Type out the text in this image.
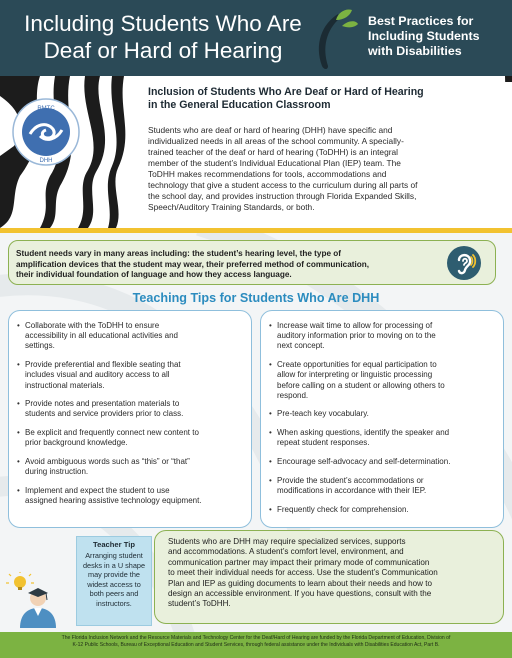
Including Students Who Are
Deaf or Hard of Hearing
Best Practices for
Including Students
with Disabilities
RMTC
DHH
Inclusion of Students Who Are Deaf or Hard of Hearing
in the General Education Classroom
Students who are deaf or hard of hearing (DHH) have specific and
individualized needs in all areas of the school community. A specially-
trained teacher of the deaf or hard of hearing (ToDHH) is an integral
member of the student’s Individual Educational Plan (IEP) team. The
ToDHH makes recommendations for tools, accommodations and
technology that give a student access to the curriculum during all parts of
the school day, and provides instruction through Florida Expanded Skills,
Speech/Auditory Training Standards, or both.
Student needs vary in many areas including: the student’s hearing level, the type of
amplification devices that the student may wear, their preferred method of communication,
their individual foundation of language and how they access language.
Teaching Tips for Students Who Are DHH
• Collaborate with the ToDHH to ensure
accessibility in all educational activities and
settings.
• Provide preferential and flexible seating that
includes visual and auditory access to all
instructional materials.
• Provide notes and presentation materials to
students and service providers prior to class.
• Be explicit and frequently connect new content to
prior background knowledge.
• Avoid ambiguous words such as “this” or “that”
during instruction.
• Implement and expect the student to use
assigned hearing assistive technology equipment.
• Increase wait time to allow for processing of
auditory information prior to moving on to the
next concept.
• Create opportunities for equal participation to
allow for interpreting or linguistic processing
before calling on a student or allowing others to
respond.
• Pre-teach key vocabulary.
• When asking questions, identify the speaker and
repeat student responses.
• Encourage self-advocacy and self-determination.
• Provide the student’s accommodations or
modifications in accordance with their IEP.
• Frequently check for comprehension.
Teacher Tip
Arranging student
desks in a U shape
may provide the
widest access to
both peers and
instructors.
Students who are DHH may require specialized services, supports
and accommodations. A student’s comfort level, environment, and
communication partner may impact their primary mode of communication
to meet their individual needs for access. Use the student’s Communication
Plan and IEP as guiding documents to learn about their needs and how to
design an accessible environment. If you have questions, consult with the
student’s ToDHH.
The Florida Inclusion Network and the Resource Materials and Technology Center for the Deaf/Hard of Hearing are funded by the Florida Department of Education, Division of
K-12 Public Schools, Bureau of Exceptional Education and Student Services, through federal assistance under the Individuals with Disabilities Education Act, Part B.
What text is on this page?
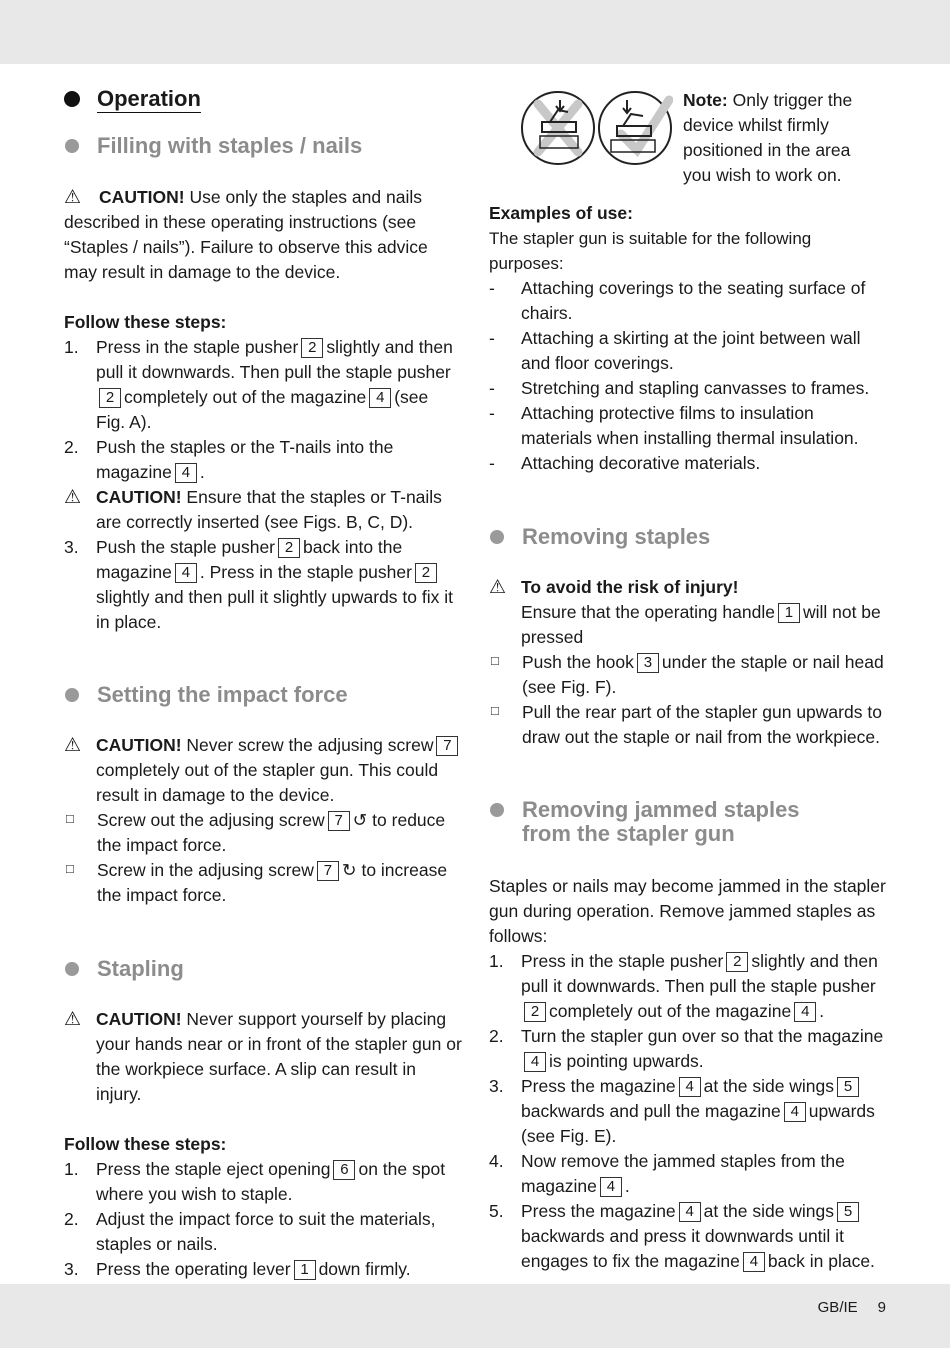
Operation
Filling with staples / nails
⚠ CAUTION! Use only the staples and nails described in these operating instructions (see “Staples / nails”). Failure to observe this advice may result in damage to the device.
Follow these steps:
1. Press in the staple pusher 2 slightly and then pull it downwards. Then pull the staple pusher2 completely out of the magazine 4 (see Fig. A).
2. Push the staples or the T-nails into the magazine 4 .
⚠ CAUTION! Ensure that the staples or T-nails are correctly inserted (see Figs. B, C, D).
3. Push the staple pusher 2 back into the magazine 4 . Press in the staple pusher 2slightly and then pull it slightly upwards to fix it in place.
Setting the impact force
⚠ CAUTION! Never screw the adjusing screw 7completely out of the stapler gun. This could result in damage to the device.
☐	Screw out the adjusing screw 7 ↺ to reduce the impact force.
☐	Screw in the adjusing screw 7 ↻ to increase the impact force.
Stapling
⚠ CAUTION! Never support yourself by placing your hands near or in front of the stapler gun or the workpiece surface. A slip can result in injury.
Follow these steps:
1. Press the staple eject opening 6 on the spot where you wish to staple.
2. Adjust the impact force to suit the materials, staples or nails.
3. Press the operating lever 1 down firmly.
Note: Only trigger the device whilst firmly positioned in the area you wish to work on.
Examples of use:
The stapler gun is suitable for the following purposes:
-	Attaching coverings to the seating surface of chairs.
-	Attaching a skirting at the joint between wall and floor coverings.
-	Stretching and stapling canvasses to frames.
-	Attaching protective films to insulation materials when installing thermal insulation.
-	Attaching decorative materials.
Removing staples
⚠ To avoid the risk of injury!
Ensure that the operating handle 1 will not be pressed
☐	Push the hook 3 under the staple or nail head (see Fig. F).
☐	Pull the rear part of the stapler gun upwards to draw out the staple or nail from the workpiece.
Removing jammed staples
from the stapler gun
Staples or nails may become jammed in the stapler gun during operation. Remove jammed staples as follows:
1. Press in the staple pusher 2 slightly and then pull it downwards. Then pull the staple pusher2 completely out of the magazine 4 .
2. Turn the stapler gun over so that the magazine4 is pointing upwards.
3. Press the magazine 4 at the side wings 5backwards and pull the magazine 4 upwards (see Fig. E).
4. Now remove the jammed staples from the magazine 4 .
5. Press the magazine 4 at the side wings 5backwards and press it downwards until it engages to fix the magazine 4 back in place.
GB/IE 9
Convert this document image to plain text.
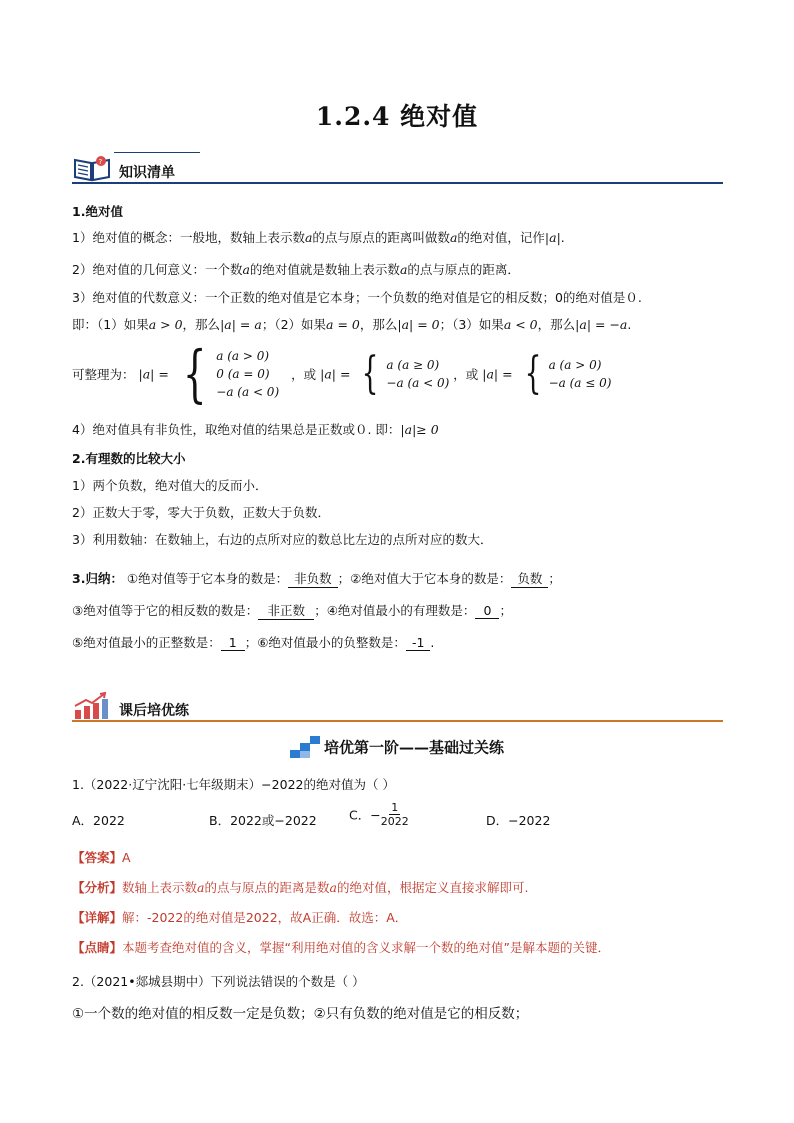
1.2.4 绝对值
?
知识清单
1.绝对值
1）绝对值的概念：一般地，数轴上表示数a的点与原点的距离叫做数a的绝对值，记作|a|.
2）绝对值的几何意义：一个数a的绝对值就是数轴上表示数a的点与原点的距离．
3）绝对值的代数意义：一个正数的绝对值是它本身；一个负数的绝对值是它的相反数；0的绝对值是０.
即：（1）如果a > 0，那么|a| = a；（2）如果a = 0，那么|a| = 0；（3）如果a < 0，那么|a| = −a.
可整理为： |a| = { a (a > 0)
0 (a = 0)
−a (a < 0)
，或 |a| = { a (a ≥ 0)
−a (a < 0)
，或 |a| = { a (a > 0)
−a (a ≤ 0)
4）绝对值具有非负性，取绝对值的结果总是正数或０. 即：|a|≥ 0
2.有理数的比较大小
1）两个负数，绝对值大的反而小．
2）正数大于零，零大于负数，正数大于负数．
3）利用数轴：在数轴上，右边的点所对应的数总比左边的点所对应的数大．
3.归纳： ①绝对值等于它本身的数是： 非负数 ；②绝对值大于它本身的数是： 负数 ；
③绝对值等于它的相反数的数是： 非正数 ；④绝对值最小的有理数是： 0 ；
⑤绝对值最小的正整数是： 1 ；⑥绝对值最小的负整数是： -1 .
课后培优练
培优第一阶——基础过关练
1.（2022·辽宁沈阳·七年级期末）−2022的绝对值为（ ）
A．2022	B．2022或−2022	C．− $\frac{1}{2022}$	D．−2022
【答案】A
【分析】数轴上表示数a的点与原点的距离是数a的绝对值，根据定义直接求解即可.
【详解】解：-2022的绝对值是2022，故A正确．故选：A．
【点睛】本题考查绝对值的含义，掌握“利用绝对值的含义求解一个数的绝对值”是解本题的关键．
2.（2021•郯城县期中）下列说法错误的个数是（ ）
①一个数的绝对值的相反数一定是负数；②只有负数的绝对值是它的相反数；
════════════════
-- Exercise task --
Go through the material above and copy each line that has the word "then".

-- Finished exercise --
1. Press in the staple pusher 2 slightly and then pull it downwards. Then pull the staple pusher2 completely out of the magazine 4 (see Fig. A).
3. Push the staple pusher 2 back into the magazine 4 . Press in the staple pusher 2slightly and then pull it slightly upwards to fix it in place.
1. Press in the staple pusher 2 slightly and then pull it downwards. Then pull the staple pusher2 completely out of the magazine 4 .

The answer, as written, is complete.